# Directions
Reproduce the entire listing word for word.

::: Records for the exercise :::

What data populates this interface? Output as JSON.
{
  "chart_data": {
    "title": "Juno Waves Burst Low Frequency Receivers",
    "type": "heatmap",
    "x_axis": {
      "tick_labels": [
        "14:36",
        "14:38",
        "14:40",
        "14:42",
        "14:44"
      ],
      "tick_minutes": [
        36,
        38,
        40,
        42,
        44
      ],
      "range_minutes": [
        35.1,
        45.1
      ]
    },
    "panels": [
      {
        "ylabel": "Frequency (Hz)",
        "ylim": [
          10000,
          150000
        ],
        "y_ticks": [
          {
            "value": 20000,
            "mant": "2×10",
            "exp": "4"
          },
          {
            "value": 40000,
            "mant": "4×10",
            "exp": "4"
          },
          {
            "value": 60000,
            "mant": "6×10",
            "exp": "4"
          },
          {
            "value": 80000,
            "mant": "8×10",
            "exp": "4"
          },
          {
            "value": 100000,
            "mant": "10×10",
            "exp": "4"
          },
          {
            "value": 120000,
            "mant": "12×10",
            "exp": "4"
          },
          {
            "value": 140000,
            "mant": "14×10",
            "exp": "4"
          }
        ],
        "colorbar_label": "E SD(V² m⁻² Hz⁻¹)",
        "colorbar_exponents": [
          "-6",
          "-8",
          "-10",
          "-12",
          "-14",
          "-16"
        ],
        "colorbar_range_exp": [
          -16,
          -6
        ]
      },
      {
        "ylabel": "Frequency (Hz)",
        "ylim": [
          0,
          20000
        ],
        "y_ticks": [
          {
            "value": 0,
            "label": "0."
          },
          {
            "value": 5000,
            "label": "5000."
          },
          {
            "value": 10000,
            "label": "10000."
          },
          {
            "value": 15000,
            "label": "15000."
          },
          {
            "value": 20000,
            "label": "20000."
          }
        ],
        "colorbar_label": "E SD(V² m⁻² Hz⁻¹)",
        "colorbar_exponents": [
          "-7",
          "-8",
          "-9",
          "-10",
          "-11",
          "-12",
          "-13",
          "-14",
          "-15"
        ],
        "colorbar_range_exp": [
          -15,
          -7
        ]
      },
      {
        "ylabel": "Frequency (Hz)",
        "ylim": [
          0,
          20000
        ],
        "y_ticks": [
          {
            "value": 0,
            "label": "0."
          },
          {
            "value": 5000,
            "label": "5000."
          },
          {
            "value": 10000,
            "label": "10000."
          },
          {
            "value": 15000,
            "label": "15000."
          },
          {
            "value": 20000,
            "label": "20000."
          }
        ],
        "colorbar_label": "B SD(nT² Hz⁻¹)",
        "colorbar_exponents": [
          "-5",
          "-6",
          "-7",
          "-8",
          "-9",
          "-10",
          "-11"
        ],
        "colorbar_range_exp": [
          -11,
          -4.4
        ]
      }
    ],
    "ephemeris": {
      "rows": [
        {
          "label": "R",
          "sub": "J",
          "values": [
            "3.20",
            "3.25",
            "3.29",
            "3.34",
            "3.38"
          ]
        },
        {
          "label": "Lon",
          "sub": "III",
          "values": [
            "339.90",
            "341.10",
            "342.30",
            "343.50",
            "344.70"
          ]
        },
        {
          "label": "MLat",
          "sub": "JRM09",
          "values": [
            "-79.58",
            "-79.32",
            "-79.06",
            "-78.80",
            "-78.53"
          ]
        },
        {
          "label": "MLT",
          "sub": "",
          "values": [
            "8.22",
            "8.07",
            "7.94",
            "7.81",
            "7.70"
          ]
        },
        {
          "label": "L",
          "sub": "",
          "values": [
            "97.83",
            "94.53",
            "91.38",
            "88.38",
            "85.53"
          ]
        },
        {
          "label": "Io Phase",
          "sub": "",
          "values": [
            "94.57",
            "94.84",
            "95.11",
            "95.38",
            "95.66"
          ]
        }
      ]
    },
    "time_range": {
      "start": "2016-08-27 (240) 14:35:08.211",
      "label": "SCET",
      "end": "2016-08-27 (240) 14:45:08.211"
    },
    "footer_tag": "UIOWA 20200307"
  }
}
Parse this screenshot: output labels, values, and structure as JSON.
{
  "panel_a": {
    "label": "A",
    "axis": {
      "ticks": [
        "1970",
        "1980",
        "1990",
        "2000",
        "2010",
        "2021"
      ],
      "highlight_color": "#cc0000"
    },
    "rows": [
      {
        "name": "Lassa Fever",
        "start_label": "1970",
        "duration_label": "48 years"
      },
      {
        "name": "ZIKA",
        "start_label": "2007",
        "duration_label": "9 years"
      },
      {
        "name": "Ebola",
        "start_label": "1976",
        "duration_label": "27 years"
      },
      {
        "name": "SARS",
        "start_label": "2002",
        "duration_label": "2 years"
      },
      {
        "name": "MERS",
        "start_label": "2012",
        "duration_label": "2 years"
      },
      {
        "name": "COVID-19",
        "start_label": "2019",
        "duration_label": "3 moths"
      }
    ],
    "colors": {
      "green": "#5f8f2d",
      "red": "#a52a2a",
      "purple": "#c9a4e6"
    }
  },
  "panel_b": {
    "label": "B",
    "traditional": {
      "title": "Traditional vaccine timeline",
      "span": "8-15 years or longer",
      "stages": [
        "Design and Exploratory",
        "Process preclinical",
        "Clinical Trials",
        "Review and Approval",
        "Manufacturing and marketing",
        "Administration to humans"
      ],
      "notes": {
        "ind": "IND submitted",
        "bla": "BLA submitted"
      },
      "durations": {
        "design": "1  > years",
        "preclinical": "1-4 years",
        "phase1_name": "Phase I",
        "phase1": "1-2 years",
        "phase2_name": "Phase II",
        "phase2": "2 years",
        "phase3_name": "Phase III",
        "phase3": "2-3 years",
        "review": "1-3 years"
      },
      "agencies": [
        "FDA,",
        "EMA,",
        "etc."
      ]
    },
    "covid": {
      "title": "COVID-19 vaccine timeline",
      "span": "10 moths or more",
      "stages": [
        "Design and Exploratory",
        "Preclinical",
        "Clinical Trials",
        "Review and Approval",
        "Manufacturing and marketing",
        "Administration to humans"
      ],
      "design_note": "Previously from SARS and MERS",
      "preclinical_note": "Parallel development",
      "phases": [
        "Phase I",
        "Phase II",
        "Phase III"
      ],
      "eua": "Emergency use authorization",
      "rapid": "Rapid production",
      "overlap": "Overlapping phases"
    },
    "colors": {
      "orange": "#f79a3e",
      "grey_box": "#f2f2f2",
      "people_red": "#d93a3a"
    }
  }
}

:::

# Correct output
What data populates this interface? Output as JSON.
{
  "chart_data": {
    "title": "Juno Waves Burst Low Frequency Receivers",
    "type": "heatmap",
    "x_axis": {
      "tick_labels": [
        "14:36",
        "14:38",
        "14:40",
        "14:42",
        "14:44"
      ],
      "tick_minutes": [
        36,
        38,
        40,
        42,
        44
      ],
      "range_minutes": [
        35.1,
        45.1
      ]
    },
    "panels": [
      {
        "ylabel": "Frequency (Hz)",
        "ylim": [
          10000,
          150000
        ],
        "y_ticks": [
          {
            "value": 20000,
            "mant": "2×10",
            "exp": "4"
          },
          {
            "value": 40000,
            "mant": "4×10",
            "exp": "4"
          },
          {
            "value": 60000,
            "mant": "6×10",
            "exp": "4"
          },
          {
            "value": 80000,
            "mant": "8×10",
            "exp": "4"
          },
          {
            "value": 100000,
            "mant": "10×10",
            "exp": "4"
          },
          {
            "value": 120000,
            "mant": "12×10",
            "exp": "4"
          },
          {
            "value": 140000,
            "mant": "14×10",
            "exp": "4"
          }
        ],
        "colorbar_label": "E SD(V² m⁻² Hz⁻¹)",
        "colorbar_exponents": [
          "-6",
          "-8",
          "-10",
          "-12",
          "-14",
          "-16"
        ],
        "colorbar_range_exp": [
          -16,
          -6
        ]
      },
      {
        "ylabel": "Frequency (Hz)",
        "ylim": [
          0,
          20000
        ],
        "y_ticks": [
          {
            "value": 0,
            "label": "0."
          },
          {
            "value": 5000,
            "label": "5000."
          },
          {
            "value": 10000,
            "label": "10000."
          },
          {
            "value": 15000,
            "label": "15000."
          },
          {
            "value": 20000,
            "label": "20000."
          }
        ],
        "colorbar_label": "E SD(V² m⁻² Hz⁻¹)",
        "colorbar_exponents": [
          "-7",
          "-8",
          "-9",
          "-10",
          "-11",
          "-12",
          "-13",
          "-14",
          "-15"
        ],
        "colorbar_range_exp": [
          -15,
          -7
        ]
      },
      {
        "ylabel": "Frequency (Hz)",
        "ylim": [
          0,
          20000
        ],
        "y_ticks": [
          {
            "value": 0,
            "label": "0."
          },
          {
            "value": 5000,
            "label": "5000."
          },
          {
            "value": 10000,
            "label": "10000."
          },
          {
            "value": 15000,
            "label": "15000."
          },
          {
            "value": 20000,
            "label": "20000."
          }
        ],
        "colorbar_label": "B SD(nT² Hz⁻¹)",
        "colorbar_exponents": [
          "-5",
          "-6",
          "-7",
          "-8",
          "-9",
          "-10",
          "-11"
        ],
        "colorbar_range_exp": [
          -11,
          -4.4
        ]
      }
    ],
    "ephemeris": {
      "rows": [
        {
          "label": "R",
          "sub": "J",
          "values": [
            "3.20",
            "3.25",
            "3.29",
            "3.34",
            "3.38"
          ]
        },
        {
          "label": "Lon",
          "sub": "III",
          "values": [
            "339.90",
            "341.10",
            "342.30",
            "343.50",
            "344.70"
          ]
        },
        {
          "label": "MLat",
          "sub": "JRM09",
          "values": [
            "-79.58",
            "-79.32",
            "-79.06",
            "-78.80",
            "-78.53"
          ]
        },
        {
          "label": "MLT",
          "sub": "",
          "values": [
            "8.22",
            "8.07",
            "7.94",
            "7.81",
            "7.70"
          ]
        },
        {
          "label": "L",
          "sub": "",
          "values": [
            "97.83",
            "94.53",
            "91.38",
            "88.38",
            "85.53"
          ]
        },
        {
          "label": "Io Phase",
          "sub": "",
          "values": [
            "94.57",
            "94.84",
            "95.11",
            "95.38",
            "95.66"
          ]
        }
      ]
    },
    "time_range": {
      "start": "2016-08-27 (240) 14:35:08.211",
      "label": "SCET",
      "end": "2016-08-27 (240) 14:45:08.211"
    },
    "footer_tag": "UIOWA 20200307"
  }
}
Parse this screenshot: output labels, values, and structure as JSON.
{
  "panel_a": {
    "label": "A",
    "axis": {
      "ticks": [
        "1970",
        "1980",
        "1990",
        "2000",
        "2010",
        "2021"
      ],
      "highlight_color": "#cc0000"
    },
    "rows": [
      {
        "name": "Lassa Fever",
        "start_label": "1970",
        "duration_label": "48 years"
      },
      {
        "name": "ZIKA",
        "start_label": "2007",
        "duration_label": "9 years"
      },
      {
        "name": "Ebola",
        "start_label": "1976",
        "duration_label": "27 years"
      },
      {
        "name": "SARS",
        "start_label": "2002",
        "duration_label": "2 years"
      },
      {
        "name": "MERS",
        "start_label": "2012",
        "duration_label": "2 years"
      },
      {
        "name": "COVID-19",
        "start_label": "2019",
        "duration_label": "3 moths"
      }
    ],
    "colors": {
      "green": "#5f8f2d",
      "red": "#a52a2a",
      "purple": "#c9a4e6"
    }
  },
  "panel_b": {
    "label": "B",
    "traditional": {
      "title": "Traditional vaccine timeline",
      "span": "8-15 years or longer",
      "stages": [
        "Design and Exploratory",
        "Process preclinical",
        "Clinical Trials",
        "Review and Approval",
        "Manufacturing and marketing",
        "Administration to humans"
      ],
      "notes": {
        "ind": "IND submitted",
        "bla": "BLA submitted"
      },
      "durations": {
        "design": "1  > years",
        "preclinical": "1-4 years",
        "phase1_name": "Phase I",
        "phase1": "1-2 years",
        "phase2_name": "Phase II",
        "phase2": "2 years",
        "phase3_name": "Phase III",
        "phase3": "2-3 years",
        "review": "1-3 years"
      },
      "agencies": [
        "FDA,",
        "EMA,",
        "etc."
      ]
    },
    "covid": {
      "title": "COVID-19 vaccine timeline",
      "span": "10 moths or more",
      "stages": [
        "Design and Exploratory",
        "Preclinical",
        "Clinical Trials",
        "Review and Approval",
        "Manufacturing and marketing",
        "Administration to humans"
      ],
      "design_note": "Previously from SARS and MERS",
      "preclinical_note": "Parallel development",
      "phases": [
        "Phase I",
        "Phase II",
        "Phase III"
      ],
      "eua": "Emergency use authorization",
      "rapid": "Rapid production",
      "overlap": "Overlapping phases"
    },
    "colors": {
      "orange": "#f79a3e",
      "grey_box": "#f2f2f2",
      "people_red": "#d93a3a"
    }
  }
}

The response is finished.